Required task - Exactly as they appear, output all of the entries.

** Start **

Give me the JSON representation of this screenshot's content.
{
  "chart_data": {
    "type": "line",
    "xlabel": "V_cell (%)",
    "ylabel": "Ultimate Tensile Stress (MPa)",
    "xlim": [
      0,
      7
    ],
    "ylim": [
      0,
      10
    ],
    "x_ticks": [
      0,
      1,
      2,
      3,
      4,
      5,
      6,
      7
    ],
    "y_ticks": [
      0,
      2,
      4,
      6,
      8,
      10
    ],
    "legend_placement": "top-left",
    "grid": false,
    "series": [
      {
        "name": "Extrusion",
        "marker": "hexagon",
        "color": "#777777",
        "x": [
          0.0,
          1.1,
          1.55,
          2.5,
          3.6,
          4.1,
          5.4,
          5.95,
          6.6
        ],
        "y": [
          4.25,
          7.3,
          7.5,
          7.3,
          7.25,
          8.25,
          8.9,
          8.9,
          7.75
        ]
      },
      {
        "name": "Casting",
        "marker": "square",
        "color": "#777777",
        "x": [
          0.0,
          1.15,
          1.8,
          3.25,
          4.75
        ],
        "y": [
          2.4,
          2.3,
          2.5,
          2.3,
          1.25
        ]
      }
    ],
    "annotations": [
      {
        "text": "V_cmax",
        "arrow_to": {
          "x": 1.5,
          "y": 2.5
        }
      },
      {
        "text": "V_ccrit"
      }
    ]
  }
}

** End **

Right answer -
Give me the JSON representation of this screenshot's content.
{
  "chart_data": {
    "type": "line",
    "xlabel": "V_cell (%)",
    "ylabel": "Ultimate Tensile Stress (MPa)",
    "xlim": [
      0,
      7
    ],
    "ylim": [
      0,
      10
    ],
    "x_ticks": [
      0,
      1,
      2,
      3,
      4,
      5,
      6,
      7
    ],
    "y_ticks": [
      0,
      2,
      4,
      6,
      8,
      10
    ],
    "legend_placement": "top-left",
    "grid": false,
    "series": [
      {
        "name": "Extrusion",
        "marker": "hexagon",
        "color": "#777777",
        "x": [
          0.0,
          1.1,
          1.55,
          2.5,
          3.6,
          4.1,
          5.4,
          5.95,
          6.6
        ],
        "y": [
          4.25,
          7.3,
          7.5,
          7.3,
          7.25,
          8.25,
          8.9,
          8.9,
          7.75
        ]
      },
      {
        "name": "Casting",
        "marker": "square",
        "color": "#777777",
        "x": [
          0.0,
          1.15,
          1.8,
          3.25,
          4.75
        ],
        "y": [
          2.4,
          2.3,
          2.5,
          2.3,
          1.25
        ]
      }
    ],
    "annotations": [
      {
        "text": "V_cmax",
        "arrow_to": {
          "x": 1.5,
          "y": 2.5
        }
      },
      {
        "text": "V_ccrit"
      }
    ]
  }
}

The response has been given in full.